Texto proporcionado
La Alcaldía -con los líos que está preparando- no parece ser lo suyo. En lo que no hay la menor duda de que patina continuamente es en materia poética. La poesía y Ada Colau son entes incompatibles, contradictorios, sin posibilidad de encuentro.

Hace pocas semanas -también en un supuesto certamen poético-, se soltó con un bodrio de Padrenuestro feminista, de una pretendida poetisa, Dolors Miquel, que decía algo así: «Madre nuestra que estás en el cielo, santificado sea vuestro coño, la epidural y la comadrona». Pura lírica carnal solo comparable a aquellos otros versos «Carne de yugo ha nacido, más humillado que bello?». ¡Cuánto les queda que aprender a Miquel y a Colau en materia literaria. No hay nivel! ¡Qué le vamos a hacer! Hay que envainársela por cojones.

No sé si Colau ha querido enmendar el engendro del Padrenuestro sexual y ha organizado un nuevo certamen poético callejero, con paneles a lo largo y ancho de Barcelona para que los sufridos transeúntes se extasíen leyendo lírica de la buena. Los asesores -si los tiene, que los tendrá, o no van por la Alcaldía o, si van, no tienen ni pajolera idea de lo que llevan entre manos-. Deben ser la cuota asesora de quienes no encontraban hueco en las listas y todo partido está obligado a colocar en algún sitio aunque sea con calzador.

[Datos de comprensión de documentos]

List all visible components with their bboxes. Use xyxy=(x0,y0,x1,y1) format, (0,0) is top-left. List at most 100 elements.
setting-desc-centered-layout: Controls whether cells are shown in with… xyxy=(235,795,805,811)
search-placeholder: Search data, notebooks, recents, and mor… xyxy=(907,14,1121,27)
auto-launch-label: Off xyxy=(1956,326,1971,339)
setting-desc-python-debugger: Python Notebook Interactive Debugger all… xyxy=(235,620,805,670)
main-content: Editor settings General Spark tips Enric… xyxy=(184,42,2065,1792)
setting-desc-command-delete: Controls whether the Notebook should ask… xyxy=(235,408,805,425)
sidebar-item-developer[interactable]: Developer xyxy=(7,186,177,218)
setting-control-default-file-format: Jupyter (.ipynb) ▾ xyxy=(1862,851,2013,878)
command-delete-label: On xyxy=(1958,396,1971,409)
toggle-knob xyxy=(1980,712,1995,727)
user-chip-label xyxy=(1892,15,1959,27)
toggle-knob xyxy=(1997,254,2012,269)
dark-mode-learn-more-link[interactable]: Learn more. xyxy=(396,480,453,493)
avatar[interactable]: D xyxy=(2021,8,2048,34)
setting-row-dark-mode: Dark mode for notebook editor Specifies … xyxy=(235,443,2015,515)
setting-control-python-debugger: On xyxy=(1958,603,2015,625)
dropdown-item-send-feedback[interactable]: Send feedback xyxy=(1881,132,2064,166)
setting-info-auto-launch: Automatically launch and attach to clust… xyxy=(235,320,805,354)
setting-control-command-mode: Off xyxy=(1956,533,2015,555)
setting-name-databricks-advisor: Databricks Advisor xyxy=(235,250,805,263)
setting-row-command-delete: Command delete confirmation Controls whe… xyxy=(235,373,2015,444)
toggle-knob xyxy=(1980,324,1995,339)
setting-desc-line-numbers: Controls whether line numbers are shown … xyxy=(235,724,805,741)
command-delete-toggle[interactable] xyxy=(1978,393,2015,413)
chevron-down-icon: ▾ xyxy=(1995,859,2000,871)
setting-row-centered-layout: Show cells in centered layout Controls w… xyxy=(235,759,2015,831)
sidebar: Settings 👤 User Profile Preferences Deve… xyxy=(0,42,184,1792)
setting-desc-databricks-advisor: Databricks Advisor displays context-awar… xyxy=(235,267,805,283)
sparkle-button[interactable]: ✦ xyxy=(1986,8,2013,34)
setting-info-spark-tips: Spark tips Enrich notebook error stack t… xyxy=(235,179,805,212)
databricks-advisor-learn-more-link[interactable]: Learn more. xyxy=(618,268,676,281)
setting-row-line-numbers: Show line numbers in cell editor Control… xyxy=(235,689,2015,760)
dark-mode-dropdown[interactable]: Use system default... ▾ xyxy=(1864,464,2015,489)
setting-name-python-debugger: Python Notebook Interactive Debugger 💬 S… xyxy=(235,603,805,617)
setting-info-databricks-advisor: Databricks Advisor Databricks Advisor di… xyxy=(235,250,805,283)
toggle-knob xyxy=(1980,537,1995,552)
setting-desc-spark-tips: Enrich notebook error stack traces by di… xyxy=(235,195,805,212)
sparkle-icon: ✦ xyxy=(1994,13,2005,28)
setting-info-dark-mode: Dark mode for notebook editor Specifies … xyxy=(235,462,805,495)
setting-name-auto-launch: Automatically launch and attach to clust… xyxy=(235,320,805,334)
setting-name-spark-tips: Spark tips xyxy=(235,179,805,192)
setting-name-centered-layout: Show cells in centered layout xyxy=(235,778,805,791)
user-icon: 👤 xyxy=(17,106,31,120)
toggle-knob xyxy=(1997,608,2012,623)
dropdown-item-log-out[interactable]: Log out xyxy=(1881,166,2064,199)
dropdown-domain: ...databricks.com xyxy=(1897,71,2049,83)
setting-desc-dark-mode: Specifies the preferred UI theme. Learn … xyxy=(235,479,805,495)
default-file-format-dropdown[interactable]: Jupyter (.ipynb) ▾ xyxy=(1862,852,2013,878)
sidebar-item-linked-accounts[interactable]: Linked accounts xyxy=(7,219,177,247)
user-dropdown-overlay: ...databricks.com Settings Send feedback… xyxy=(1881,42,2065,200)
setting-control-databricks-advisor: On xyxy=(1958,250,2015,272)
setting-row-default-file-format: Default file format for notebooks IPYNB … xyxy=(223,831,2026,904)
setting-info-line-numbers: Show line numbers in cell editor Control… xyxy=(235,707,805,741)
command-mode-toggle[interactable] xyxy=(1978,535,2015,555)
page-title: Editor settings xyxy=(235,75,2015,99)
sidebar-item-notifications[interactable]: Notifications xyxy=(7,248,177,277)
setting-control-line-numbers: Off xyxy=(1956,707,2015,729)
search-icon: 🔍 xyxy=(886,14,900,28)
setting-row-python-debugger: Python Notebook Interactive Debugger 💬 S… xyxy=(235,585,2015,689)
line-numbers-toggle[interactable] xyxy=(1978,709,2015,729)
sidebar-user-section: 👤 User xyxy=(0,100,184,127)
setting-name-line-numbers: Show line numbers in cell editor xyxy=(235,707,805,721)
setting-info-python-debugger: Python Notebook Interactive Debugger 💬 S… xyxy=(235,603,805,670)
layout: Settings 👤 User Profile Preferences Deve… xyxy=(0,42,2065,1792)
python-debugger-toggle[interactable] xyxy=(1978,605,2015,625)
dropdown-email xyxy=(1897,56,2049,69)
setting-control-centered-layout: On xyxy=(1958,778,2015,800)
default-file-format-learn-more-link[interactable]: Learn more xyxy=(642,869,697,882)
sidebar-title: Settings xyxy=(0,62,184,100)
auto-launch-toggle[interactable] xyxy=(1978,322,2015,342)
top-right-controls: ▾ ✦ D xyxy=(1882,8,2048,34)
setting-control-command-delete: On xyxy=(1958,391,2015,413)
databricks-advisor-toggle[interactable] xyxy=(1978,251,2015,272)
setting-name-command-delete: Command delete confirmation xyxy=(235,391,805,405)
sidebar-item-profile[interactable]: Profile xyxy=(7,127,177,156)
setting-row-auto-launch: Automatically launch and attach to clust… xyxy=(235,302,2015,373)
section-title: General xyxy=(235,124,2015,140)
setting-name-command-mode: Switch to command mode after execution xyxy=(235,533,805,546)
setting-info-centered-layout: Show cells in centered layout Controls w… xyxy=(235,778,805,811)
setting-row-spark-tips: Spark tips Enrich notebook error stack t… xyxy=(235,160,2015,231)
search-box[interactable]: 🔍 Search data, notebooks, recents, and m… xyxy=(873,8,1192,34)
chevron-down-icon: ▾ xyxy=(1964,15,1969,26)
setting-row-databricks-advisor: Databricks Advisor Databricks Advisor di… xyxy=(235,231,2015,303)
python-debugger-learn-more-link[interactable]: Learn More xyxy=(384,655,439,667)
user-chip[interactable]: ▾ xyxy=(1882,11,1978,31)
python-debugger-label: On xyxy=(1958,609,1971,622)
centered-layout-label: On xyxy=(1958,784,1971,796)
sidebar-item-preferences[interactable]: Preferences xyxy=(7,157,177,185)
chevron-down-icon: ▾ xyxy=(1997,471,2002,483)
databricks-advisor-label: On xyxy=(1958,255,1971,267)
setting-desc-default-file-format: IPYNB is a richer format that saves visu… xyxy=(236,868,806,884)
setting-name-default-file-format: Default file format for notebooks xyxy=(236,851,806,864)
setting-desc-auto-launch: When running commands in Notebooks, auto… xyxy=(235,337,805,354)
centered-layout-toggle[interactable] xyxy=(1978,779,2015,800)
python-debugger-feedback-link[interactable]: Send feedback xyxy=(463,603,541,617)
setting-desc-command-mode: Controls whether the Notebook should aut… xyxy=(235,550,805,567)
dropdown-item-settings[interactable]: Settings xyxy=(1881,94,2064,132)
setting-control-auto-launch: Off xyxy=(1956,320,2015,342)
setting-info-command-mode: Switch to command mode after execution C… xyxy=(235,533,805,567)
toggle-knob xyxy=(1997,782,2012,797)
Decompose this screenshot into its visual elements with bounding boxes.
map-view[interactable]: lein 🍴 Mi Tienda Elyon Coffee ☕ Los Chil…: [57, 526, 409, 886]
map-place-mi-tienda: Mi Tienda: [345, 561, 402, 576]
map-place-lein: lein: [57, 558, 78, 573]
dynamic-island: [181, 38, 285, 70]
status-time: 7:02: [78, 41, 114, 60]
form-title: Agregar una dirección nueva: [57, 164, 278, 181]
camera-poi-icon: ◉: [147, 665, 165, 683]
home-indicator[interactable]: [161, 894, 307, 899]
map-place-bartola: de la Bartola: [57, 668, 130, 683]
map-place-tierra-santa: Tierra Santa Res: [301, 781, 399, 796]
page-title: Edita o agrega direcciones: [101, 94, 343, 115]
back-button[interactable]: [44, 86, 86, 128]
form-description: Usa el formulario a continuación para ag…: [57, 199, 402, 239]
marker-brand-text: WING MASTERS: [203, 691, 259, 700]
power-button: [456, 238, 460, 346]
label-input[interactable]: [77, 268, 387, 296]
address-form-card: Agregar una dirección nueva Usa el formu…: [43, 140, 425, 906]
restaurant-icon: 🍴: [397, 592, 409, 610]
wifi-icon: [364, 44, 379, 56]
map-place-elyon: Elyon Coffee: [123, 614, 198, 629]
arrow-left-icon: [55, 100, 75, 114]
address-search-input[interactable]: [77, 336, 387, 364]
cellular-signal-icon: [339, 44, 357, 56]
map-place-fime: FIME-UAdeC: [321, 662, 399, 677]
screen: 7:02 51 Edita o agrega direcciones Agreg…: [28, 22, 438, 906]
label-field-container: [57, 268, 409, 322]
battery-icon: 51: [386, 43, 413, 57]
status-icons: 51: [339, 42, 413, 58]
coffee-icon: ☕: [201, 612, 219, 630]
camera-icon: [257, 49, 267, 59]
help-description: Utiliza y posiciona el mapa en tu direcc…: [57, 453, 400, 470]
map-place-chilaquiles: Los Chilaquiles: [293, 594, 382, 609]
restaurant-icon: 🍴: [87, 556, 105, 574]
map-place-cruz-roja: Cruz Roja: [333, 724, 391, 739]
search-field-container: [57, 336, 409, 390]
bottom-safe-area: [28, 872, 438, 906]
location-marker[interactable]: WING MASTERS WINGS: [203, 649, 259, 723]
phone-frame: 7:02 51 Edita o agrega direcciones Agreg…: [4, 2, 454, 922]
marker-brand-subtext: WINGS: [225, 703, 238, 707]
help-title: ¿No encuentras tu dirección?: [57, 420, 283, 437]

Consigna
Devuelve, copiado sin cambios, el tramo del texto sobre Ada Colau y la poesía que va desde "No sé si Colau" hasta "sea con calzador.". Estos datos provienen de una fuente distinta a la del texto.

Respuesta
No sé si Colau ha querido enmendar el engendro del Padrenuestro sexual y ha organizado un nuevo certamen poético callejero, con paneles a lo largo y ancho de Barcelona para que los sufridos transeúntes se extasíen leyendo lírica de la buena. Los asesores -si los tiene, que los tendrá, o no van por la Alcaldía o, si van, no tienen ni pajolera idea de lo que llevan entre manos-. Deben ser la cuota asesora de quienes no encontraban hueco en las listas y todo partido está obligado a colocar en algún sitio aunque sea con calzador.